**Job**. Transcribe the records below exactly as they appear.

**Working data**.
--- START ---
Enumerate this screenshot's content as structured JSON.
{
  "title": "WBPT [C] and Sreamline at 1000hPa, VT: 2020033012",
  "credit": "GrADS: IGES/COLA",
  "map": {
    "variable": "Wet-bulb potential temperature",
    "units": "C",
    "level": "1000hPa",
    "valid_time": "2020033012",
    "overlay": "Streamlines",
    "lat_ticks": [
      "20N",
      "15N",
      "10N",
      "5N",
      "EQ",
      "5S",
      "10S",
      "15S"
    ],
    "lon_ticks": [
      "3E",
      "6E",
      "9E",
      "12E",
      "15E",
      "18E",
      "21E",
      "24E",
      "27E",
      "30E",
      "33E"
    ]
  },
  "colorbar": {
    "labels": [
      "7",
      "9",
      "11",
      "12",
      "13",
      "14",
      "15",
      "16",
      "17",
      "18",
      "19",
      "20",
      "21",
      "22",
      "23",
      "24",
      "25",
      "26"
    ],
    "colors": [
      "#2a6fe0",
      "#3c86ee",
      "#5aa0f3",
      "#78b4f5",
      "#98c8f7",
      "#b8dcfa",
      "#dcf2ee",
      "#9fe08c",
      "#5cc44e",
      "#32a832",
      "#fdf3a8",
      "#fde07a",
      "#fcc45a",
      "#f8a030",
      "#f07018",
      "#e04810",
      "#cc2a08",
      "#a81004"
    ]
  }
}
--- END ---
**Reply**.
Enumerate this screenshot's content as structured JSON.
{
  "title": "WBPT [C] and Sreamline at 1000hPa, VT: 2020033012",
  "credit": "GrADS: IGES/COLA",
  "map": {
    "variable": "Wet-bulb potential temperature",
    "units": "C",
    "level": "1000hPa",
    "valid_time": "2020033012",
    "overlay": "Streamlines",
    "lat_ticks": [
      "20N",
      "15N",
      "10N",
      "5N",
      "EQ",
      "5S",
      "10S",
      "15S"
    ],
    "lon_ticks": [
      "3E",
      "6E",
      "9E",
      "12E",
      "15E",
      "18E",
      "21E",
      "24E",
      "27E",
      "30E",
      "33E"
    ]
  },
  "colorbar": {
    "labels": [
      "7",
      "9",
      "11",
      "12",
      "13",
      "14",
      "15",
      "16",
      "17",
      "18",
      "19",
      "20",
      "21",
      "22",
      "23",
      "24",
      "25",
      "26"
    ],
    "colors": [
      "#2a6fe0",
      "#3c86ee",
      "#5aa0f3",
      "#78b4f5",
      "#98c8f7",
      "#b8dcfa",
      "#dcf2ee",
      "#9fe08c",
      "#5cc44e",
      "#32a832",
      "#fdf3a8",
      "#fde07a",
      "#fcc45a",
      "#f8a030",
      "#f07018",
      "#e04810",
      "#cc2a08",
      "#a81004"
    ]
  }
}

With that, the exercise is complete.